§ **Set task**: What is the number of lines holding the word "katha"? Write that number and nothing else.

§ **Stored data**:
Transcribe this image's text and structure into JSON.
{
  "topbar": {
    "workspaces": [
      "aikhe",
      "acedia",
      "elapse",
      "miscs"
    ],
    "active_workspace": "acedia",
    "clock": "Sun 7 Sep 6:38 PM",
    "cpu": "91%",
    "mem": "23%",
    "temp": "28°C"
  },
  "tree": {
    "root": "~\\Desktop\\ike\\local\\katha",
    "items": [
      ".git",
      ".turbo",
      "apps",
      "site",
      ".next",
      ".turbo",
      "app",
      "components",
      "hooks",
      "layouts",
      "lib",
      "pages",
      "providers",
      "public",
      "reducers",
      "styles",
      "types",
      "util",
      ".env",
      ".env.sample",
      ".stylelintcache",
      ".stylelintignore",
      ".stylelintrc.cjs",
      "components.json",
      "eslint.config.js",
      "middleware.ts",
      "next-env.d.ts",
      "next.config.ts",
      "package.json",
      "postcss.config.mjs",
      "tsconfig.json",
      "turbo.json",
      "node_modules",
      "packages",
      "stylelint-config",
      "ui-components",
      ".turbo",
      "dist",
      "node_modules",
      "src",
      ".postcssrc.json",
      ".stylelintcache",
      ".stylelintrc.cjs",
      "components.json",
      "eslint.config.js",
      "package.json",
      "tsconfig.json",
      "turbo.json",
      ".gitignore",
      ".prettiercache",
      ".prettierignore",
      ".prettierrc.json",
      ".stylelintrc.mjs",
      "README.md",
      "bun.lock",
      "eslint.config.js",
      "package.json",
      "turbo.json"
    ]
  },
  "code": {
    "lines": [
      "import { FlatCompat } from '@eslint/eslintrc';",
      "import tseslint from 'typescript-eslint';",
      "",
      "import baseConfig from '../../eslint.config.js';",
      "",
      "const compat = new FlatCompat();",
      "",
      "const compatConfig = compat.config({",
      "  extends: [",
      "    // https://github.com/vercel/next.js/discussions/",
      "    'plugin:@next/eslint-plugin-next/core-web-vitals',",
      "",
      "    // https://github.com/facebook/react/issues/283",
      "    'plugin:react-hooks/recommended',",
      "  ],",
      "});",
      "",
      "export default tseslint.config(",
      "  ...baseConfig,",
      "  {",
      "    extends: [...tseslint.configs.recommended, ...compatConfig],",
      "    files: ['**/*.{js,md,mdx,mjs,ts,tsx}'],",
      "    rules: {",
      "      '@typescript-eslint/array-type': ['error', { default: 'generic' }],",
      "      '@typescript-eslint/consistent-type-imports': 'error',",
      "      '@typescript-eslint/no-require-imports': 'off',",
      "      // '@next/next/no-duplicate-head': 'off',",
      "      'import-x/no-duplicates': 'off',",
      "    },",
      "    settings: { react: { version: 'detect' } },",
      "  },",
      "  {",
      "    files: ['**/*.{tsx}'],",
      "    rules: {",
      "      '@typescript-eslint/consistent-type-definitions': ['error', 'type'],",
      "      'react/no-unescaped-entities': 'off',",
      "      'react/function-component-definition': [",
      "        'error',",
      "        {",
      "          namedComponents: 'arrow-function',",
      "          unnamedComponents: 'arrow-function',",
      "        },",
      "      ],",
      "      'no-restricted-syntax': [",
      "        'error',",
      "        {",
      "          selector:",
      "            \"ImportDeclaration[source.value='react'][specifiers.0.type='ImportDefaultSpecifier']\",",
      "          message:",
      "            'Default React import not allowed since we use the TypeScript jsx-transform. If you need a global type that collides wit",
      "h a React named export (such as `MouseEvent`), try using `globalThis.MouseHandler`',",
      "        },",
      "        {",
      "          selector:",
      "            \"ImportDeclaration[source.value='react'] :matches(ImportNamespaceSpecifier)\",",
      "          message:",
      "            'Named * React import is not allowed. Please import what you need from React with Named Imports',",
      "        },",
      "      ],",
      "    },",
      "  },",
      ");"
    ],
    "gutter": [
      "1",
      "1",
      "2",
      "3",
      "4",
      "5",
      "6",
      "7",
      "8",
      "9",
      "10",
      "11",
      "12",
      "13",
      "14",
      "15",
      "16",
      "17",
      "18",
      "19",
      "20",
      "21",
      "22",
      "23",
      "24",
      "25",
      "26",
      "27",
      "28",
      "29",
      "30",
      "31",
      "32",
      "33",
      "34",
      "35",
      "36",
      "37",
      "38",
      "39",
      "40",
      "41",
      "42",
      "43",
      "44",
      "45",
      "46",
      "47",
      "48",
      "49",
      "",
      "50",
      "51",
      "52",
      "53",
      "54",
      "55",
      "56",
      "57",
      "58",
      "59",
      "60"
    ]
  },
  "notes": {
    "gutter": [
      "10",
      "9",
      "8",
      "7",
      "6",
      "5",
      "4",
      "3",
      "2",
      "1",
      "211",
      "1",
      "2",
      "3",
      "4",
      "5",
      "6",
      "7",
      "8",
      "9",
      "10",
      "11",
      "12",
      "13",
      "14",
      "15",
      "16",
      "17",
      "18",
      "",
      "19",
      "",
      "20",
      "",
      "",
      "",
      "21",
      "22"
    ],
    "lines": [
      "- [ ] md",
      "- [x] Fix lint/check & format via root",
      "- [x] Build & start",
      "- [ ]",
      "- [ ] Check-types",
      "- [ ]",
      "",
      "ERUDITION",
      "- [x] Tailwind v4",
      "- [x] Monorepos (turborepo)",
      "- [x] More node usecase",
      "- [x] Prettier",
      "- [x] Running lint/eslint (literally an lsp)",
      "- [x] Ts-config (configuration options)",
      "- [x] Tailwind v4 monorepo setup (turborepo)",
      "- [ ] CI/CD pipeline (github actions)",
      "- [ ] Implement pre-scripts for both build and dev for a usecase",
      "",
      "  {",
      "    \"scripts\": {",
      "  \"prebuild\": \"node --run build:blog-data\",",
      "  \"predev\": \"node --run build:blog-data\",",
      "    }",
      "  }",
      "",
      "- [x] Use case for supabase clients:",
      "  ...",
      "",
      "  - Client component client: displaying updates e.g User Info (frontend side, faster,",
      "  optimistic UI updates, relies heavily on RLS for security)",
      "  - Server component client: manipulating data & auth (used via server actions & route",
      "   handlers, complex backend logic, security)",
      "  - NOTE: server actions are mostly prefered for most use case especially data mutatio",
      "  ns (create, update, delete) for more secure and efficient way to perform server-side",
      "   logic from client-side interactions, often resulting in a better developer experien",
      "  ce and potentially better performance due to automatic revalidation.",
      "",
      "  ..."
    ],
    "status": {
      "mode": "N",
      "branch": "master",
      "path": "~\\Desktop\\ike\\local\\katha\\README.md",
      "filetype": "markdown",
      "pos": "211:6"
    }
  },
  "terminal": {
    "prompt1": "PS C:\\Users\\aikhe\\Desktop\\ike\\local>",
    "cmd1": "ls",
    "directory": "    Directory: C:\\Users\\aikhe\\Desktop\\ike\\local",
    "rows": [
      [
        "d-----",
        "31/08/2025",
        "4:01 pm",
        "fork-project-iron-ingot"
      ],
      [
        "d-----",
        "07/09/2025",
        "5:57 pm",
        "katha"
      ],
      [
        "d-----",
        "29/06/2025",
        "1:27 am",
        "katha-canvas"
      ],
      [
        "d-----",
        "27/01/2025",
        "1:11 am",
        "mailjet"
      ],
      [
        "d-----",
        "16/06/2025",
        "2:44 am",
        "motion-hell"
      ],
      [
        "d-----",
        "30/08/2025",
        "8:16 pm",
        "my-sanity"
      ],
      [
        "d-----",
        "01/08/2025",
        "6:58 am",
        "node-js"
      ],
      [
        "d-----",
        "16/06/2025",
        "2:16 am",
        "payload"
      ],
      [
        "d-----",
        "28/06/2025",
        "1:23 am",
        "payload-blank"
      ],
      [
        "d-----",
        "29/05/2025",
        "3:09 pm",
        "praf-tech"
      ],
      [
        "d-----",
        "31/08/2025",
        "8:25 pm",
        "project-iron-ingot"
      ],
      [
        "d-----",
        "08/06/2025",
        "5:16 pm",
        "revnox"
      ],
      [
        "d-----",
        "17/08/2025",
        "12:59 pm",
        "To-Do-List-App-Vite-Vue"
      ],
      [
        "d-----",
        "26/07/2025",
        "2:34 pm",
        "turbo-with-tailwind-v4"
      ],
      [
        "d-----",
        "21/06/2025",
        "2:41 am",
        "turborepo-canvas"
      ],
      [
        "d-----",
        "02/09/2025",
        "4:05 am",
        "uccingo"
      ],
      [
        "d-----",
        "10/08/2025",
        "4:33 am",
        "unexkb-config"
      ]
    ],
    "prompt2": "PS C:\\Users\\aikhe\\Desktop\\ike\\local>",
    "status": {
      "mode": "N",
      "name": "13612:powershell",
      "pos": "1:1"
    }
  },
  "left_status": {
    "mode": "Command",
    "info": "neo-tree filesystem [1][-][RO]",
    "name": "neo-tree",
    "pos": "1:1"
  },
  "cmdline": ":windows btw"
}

§ **Result of the exercise**: 4